Document source =
%%

Déjà, avec l'abbé Rozier, nous avons rencontré un de ces hommes complètement engagés dans le mouvement des « Lumières », et qui n'en prenaient pas moins leur sacerdoce au sérieux. Ils donnent parfois l'impression de s'imaginer que le christianisme était assez installé pour pouvoir oublier la mission et s'identifier au mouvement vers le progrès. Mais comment sonder les reins et les cœurs ? A son tour, l'exemple de l'abbé Lacroix donne l'occasion de se poser la question.

 

Il naquit en 1708, dans une famille qui se trouvait au sommet de l'échelle sociale lyonnaise. Son père était trésorier de France au Bureau des Finances de la généralité, administration qui avait la haute main sur la gestion du domaine royal, sur la perception des impôts et sur la grande et petite voirie en Lyonnais, Forez et Beaujolais. Les revenus de l'office étaient considérables.

 

Cadet de famille, il fut destiné à l'état ecclésiastique et fit ses études à Paris, jusqu'au doctorat de théologie en Sorbonne inclus. Prieur commendataire du prieuré de la Ferté-Macé en Normandie, il commençait de mener l'agréable mais peu apostolique existence d'un « abbé de cour » quand la mort de son père, en 1732, le ramena à Lyon. La charge de trésorier des finances, selon le funeste système alors en usage, était héréditaire et le fils aîné, pour diverses raisons, ne pouvant la recueillir, le cadet devait le faire à sa place pour éviter qu'elle ne sortît de la famille ; son état ecclésiastique n'était pas un obstacle. Au même moment, un oncle lui céda la fonction d'obéancier, ou principal dignitaire, du chapitre collégial de Saint-Just. Titre peu lucratif, mais très honorable : l'obéancier prenait la parole au nom du clergé lyonnais dans les grandes occasions, et le représentait auprès du consulat. Le jeune abbé partait dans la vie bien pourvu d'honneurs et de revenus.

 

Il commença par s'offrir en Italie un long séjour consacré aux arts. On en retient généralement l'amitié qu'il y noua avec le sculpteur Michel-Ange Slodtz et le grand architecte Soufflot. Rentré à Lyon, il fut, en 1737, élu recteur de l'Aumône générale (ou Charité), et membre à la fois de l'Académie des Sciences et Belles-Lettres et de l'Académie des Beaux-Arts. Dans les deux académies (qui n'en firent plus qu'une à partir de 1758), il fut assidu, multipliant les communications sur tous les sujets possibles, sérieux ou légers. Parmi ceux qu'il étudia davantage, figure un plan pour l'éducation, conçu de façon étonnamment utopique : les jeunes gens auraient vécu à la campagne, dans de petits établissements sous le contrôle exclusif de l'Etat, sans intervention des parents...

%%

Données extraites =

%%

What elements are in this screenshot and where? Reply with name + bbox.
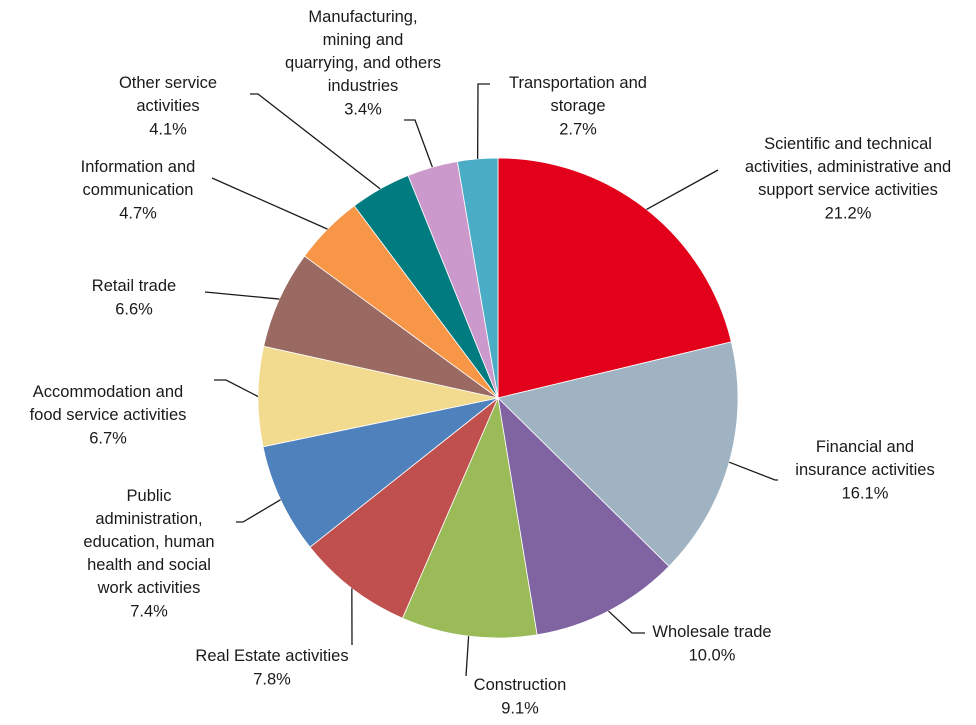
label-line: activities (136, 97, 199, 115)
slice-label: Scientific and technical activities, admi… (745, 135, 951, 222)
slice-label: Public administration, education, human hea… (83, 487, 214, 620)
value-label: 2.7% (559, 120, 597, 138)
value-label: 4.1% (149, 120, 187, 138)
label-line: quarrying, and others (285, 54, 441, 72)
category-label: Information and communication (81, 158, 196, 199)
label-line: Real Estate activities (195, 647, 348, 665)
slice-label: Manufacturing, mining and quarrying, and o… (285, 8, 441, 118)
value-label: 9.1% (501, 699, 539, 717)
category-label: Transportation and storage (509, 74, 647, 115)
slice-label: Information and communication 4.7% (81, 158, 196, 222)
leader-line (236, 500, 281, 522)
label-line: Information and (81, 158, 196, 176)
value-label: 7.4% (130, 602, 168, 620)
label-line: Accommodation and (33, 383, 183, 401)
label-line: Financial and (816, 438, 914, 456)
label-line: Other service (119, 74, 217, 92)
label-line: Wholesale trade (652, 623, 771, 641)
leader-line (478, 84, 490, 159)
leader-line (729, 462, 778, 480)
value-label: 21.2% (825, 204, 872, 222)
leader-line (404, 120, 432, 167)
slice-label: Financial and insurance activities 16.1% (795, 438, 934, 502)
slice-label: Other service activities 4.1% (119, 74, 217, 138)
label-line: food service activities (30, 406, 187, 424)
leader-line (466, 636, 469, 676)
label-line: administration, (95, 510, 202, 528)
label-line: industries (328, 77, 399, 95)
slice-label: Transportation and storage 2.7% (509, 74, 647, 138)
category-label: Manufacturing, mining and quarrying, and o… (285, 8, 441, 95)
label-line: Public (127, 487, 172, 505)
slice-label: Construction 9.1% (474, 676, 567, 717)
leader-line (647, 170, 718, 209)
label-line: work activities (97, 579, 201, 597)
value-label: 6.7% (89, 429, 127, 447)
value-label: 10.0% (689, 646, 736, 664)
leader-line (609, 611, 645, 633)
leader-line (205, 292, 279, 299)
leader-line (212, 178, 327, 229)
label-line: education, human (83, 533, 214, 551)
category-label: Wholesale trade (652, 623, 771, 641)
category-label: Financial and insurance activities (795, 438, 934, 479)
value-label: 16.1% (842, 484, 889, 502)
category-label: Real Estate activities (195, 647, 348, 665)
category-label: Construction (474, 676, 567, 694)
value-label: 4.7% (119, 204, 157, 222)
category-label: Other service activities (119, 74, 217, 115)
category-label: Retail trade (92, 277, 176, 295)
label-line: insurance activities (795, 461, 934, 479)
label-line: Retail trade (92, 277, 176, 295)
leader-line (214, 380, 258, 396)
slice-label: Real Estate activities 7.8% (195, 647, 348, 688)
label-line: communication (83, 181, 194, 199)
category-label: Public administration, education, human hea… (83, 487, 214, 597)
label-line: Manufacturing, (308, 8, 417, 26)
label-line: activities, administrative and (745, 158, 951, 176)
label-line: mining and (323, 31, 404, 49)
value-label: 3.4% (344, 100, 382, 118)
slice-label: Accommodation and food service activities… (30, 383, 187, 447)
value-label: 7.8% (253, 670, 291, 688)
category-label: Scientific and technical activities, admi… (745, 135, 951, 199)
label-line: storage (550, 97, 605, 115)
label-line: support service activities (758, 181, 938, 199)
label-line: Transportation and (509, 74, 647, 92)
label-line: health and social (87, 556, 211, 574)
label-line: Construction (474, 676, 567, 694)
slice-label: Wholesale trade 10.0% (652, 623, 771, 664)
label-line: Scientific and technical (764, 135, 932, 153)
slice-label: Retail trade 6.6% (92, 277, 176, 318)
category-label: Accommodation and food service activities (30, 383, 187, 424)
value-label: 6.6% (115, 300, 153, 318)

%%

Objectif 1 = Selon le document source sur l'abbé Lacroix, en quelle année celui-ci fut-il élu recteur de l'Aumône générale ?
Objectif 2 = Poursuivez le document source sur l'abbé Lacroix en reprenant après sa dernière phrase.

Résultat de l'exercice 1 = En 1737.

Résultat de l'exercice 2 =
 

Beaucoup plus pratique fut son projet pour une école publique de dessin qui, après bien des difficultés, ouvrit ses portes en 1756 : c'est l'ancêtre de notre école des Beaux-Arts. Son intérêt pour les arts, en effet, ne s'était pas démenti depuis l'Italie : le souvenir en subsiste par les quatre bustes, œuvre de Slodtz et de Pierre Puget, légués par lui à l'Académie de Lyon, qui les conserve encore. Après avoir attiré Soufflot à Lyon, il soutenait les grands projets de l'architecte Jean-Antoine Morand. Cependant, il poursuivait sa carrière au Bureau des Finances, qu'il présida en 1767. Enfin, il se mit, à partir de 1764, à dépouiller, avec exactitude et précision, les registres de catholicité de Lyon pour en tirer des statistiques démographiques et sociales : il fut à Lyon le pionnier de cette discipline qui ouvrait l'esprit du temps aux prodromes de l'histoire sociale.

 

Toutes activités fort respectables, mais à nos yeux peu ecclésiastiques : elles ne l'empêchèrent pas d'être choisi comme vicaire général par Monseigneur de Tencin en 1748, puis par Monseigneur de Montazet en 1758, et comme official métropolitain en 1756, inspirant ainsi confiance à deux prélats de tendances opposées. De plus, obéancier de Saint-Just, nommé abbé de Saint-Rambert en Bugey en 1775, il se dépensa activement pour la défense des intérêts temporels de ses deux établissements.

 

De cette vie, se dégage une impression d'activité débordante, voire d'activisme, dans toutes les directions. En assumant toutes ces tâches, Antoine Lacroix ne se considérait sûrement pas comme infidèle à son état. Simplement, sociétés civile et ecclésiale ne lui semblaient sans doute pas très distinctes l'une de l'autre. Qu'eût-il fait devant la Constitution civile, en 1790 ? Eût-il prêté le serment ? Nul ne peut le dire...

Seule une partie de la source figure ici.